* **What is required**: Determine which lines contain the word "this", then copy those lines.

* **Data provided**:
____

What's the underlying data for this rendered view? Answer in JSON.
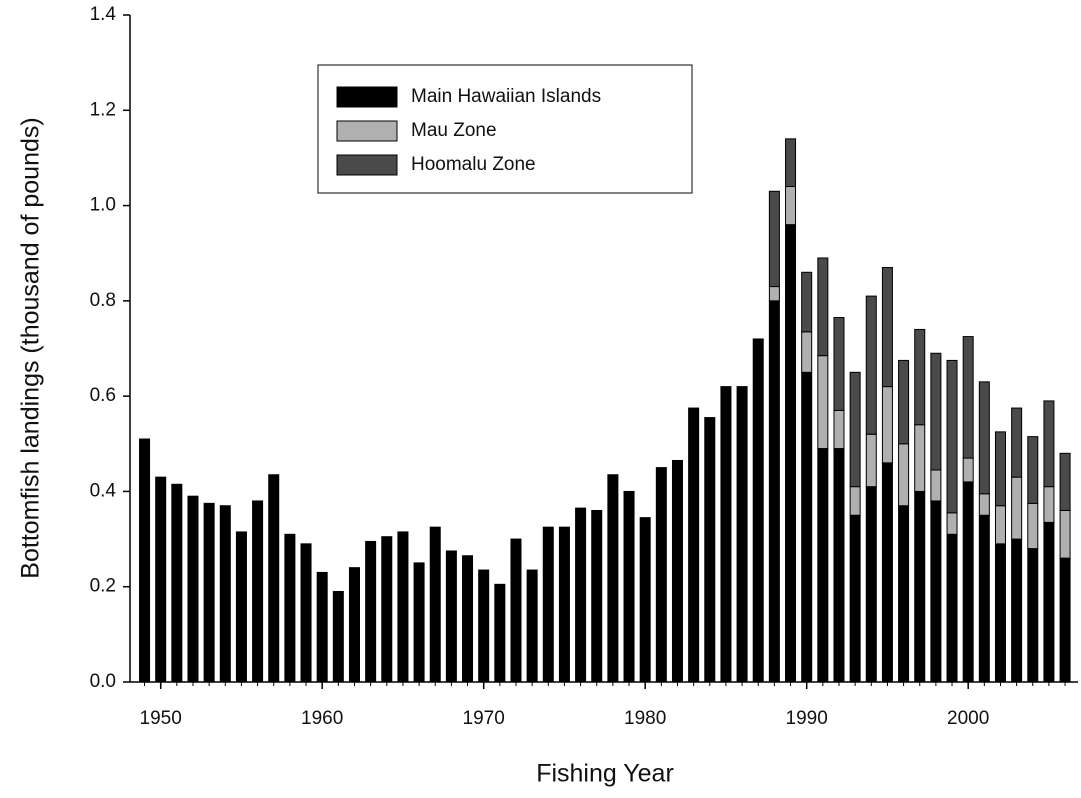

____

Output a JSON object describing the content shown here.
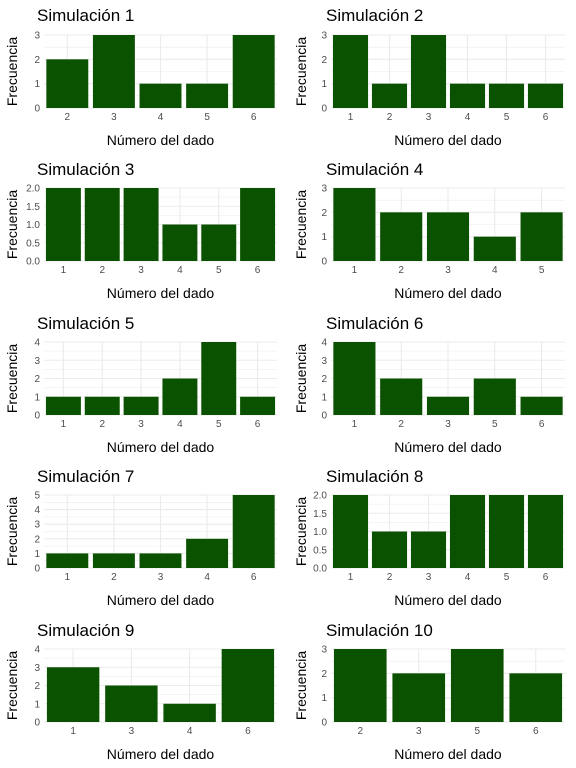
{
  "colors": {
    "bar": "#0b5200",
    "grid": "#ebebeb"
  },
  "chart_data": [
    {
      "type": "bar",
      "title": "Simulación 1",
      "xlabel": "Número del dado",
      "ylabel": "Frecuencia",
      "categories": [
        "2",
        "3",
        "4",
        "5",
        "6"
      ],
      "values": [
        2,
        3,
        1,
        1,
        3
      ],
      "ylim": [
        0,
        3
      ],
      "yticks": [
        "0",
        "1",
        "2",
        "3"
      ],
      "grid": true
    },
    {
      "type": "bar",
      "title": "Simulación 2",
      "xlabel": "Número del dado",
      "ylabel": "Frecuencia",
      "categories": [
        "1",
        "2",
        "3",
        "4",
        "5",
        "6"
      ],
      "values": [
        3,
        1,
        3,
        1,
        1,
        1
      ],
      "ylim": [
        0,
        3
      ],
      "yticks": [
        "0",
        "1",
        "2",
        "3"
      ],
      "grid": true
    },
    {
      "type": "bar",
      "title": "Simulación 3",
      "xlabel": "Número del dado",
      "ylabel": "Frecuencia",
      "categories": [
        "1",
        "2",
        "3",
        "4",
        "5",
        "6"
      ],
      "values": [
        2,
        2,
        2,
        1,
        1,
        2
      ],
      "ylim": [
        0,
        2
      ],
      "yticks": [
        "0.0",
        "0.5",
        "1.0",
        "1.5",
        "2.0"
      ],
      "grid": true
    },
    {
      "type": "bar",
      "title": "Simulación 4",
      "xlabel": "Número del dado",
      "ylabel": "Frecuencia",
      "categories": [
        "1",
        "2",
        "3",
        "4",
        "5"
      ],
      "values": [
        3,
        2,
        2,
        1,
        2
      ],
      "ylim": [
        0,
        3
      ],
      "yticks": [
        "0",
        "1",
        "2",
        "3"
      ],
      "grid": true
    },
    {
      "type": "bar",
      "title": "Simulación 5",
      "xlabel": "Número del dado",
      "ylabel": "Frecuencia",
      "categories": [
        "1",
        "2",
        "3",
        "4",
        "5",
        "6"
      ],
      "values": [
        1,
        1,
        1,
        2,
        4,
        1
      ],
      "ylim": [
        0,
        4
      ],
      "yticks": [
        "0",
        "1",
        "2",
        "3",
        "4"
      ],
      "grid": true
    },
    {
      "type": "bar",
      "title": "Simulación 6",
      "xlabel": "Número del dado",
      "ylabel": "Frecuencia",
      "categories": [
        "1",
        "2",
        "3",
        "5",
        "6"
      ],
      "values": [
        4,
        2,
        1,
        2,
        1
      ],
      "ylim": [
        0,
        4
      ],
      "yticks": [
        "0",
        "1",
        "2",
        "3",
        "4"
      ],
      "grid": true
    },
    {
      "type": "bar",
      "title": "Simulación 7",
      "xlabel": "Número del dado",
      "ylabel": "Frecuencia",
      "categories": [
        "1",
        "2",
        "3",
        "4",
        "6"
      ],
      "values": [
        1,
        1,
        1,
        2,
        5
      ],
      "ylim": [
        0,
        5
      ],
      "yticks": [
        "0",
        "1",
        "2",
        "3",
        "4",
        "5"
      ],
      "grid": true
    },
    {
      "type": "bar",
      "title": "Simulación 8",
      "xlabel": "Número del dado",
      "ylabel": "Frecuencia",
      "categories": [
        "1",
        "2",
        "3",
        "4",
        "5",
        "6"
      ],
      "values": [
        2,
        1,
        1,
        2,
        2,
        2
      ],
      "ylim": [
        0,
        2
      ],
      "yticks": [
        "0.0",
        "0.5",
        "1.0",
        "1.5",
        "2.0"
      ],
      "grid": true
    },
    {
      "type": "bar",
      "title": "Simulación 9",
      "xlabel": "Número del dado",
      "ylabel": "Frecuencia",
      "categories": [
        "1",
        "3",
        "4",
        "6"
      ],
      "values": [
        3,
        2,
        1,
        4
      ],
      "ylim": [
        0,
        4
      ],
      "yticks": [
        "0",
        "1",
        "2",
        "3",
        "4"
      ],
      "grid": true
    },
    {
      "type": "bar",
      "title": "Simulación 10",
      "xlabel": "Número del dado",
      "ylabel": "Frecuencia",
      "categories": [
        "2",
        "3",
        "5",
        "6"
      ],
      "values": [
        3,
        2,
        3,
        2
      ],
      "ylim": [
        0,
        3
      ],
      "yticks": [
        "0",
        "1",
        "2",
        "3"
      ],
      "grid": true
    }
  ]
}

____

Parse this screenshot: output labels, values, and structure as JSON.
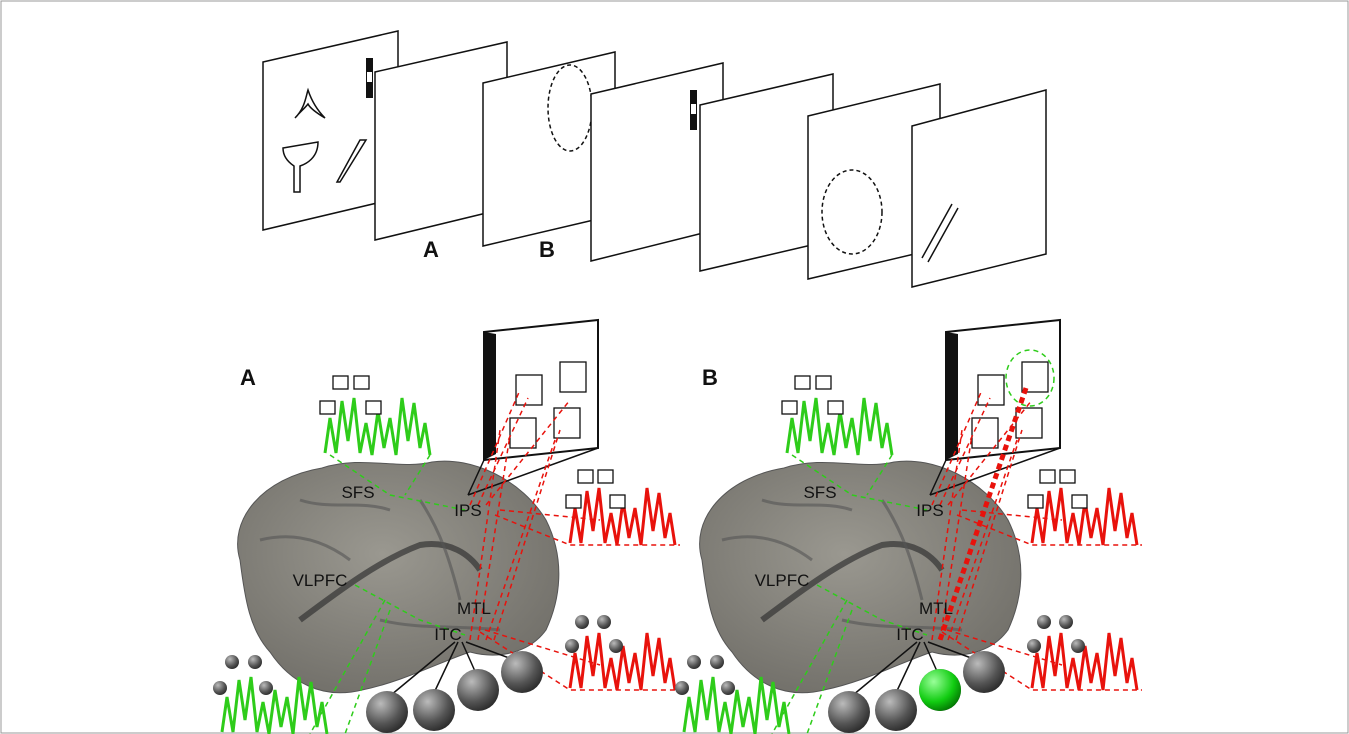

____

* **Full solution**:
What's the underlying data for this rendered view? Answer in JSON.
Parse this screenshot: output labels, values, and structure as JSON.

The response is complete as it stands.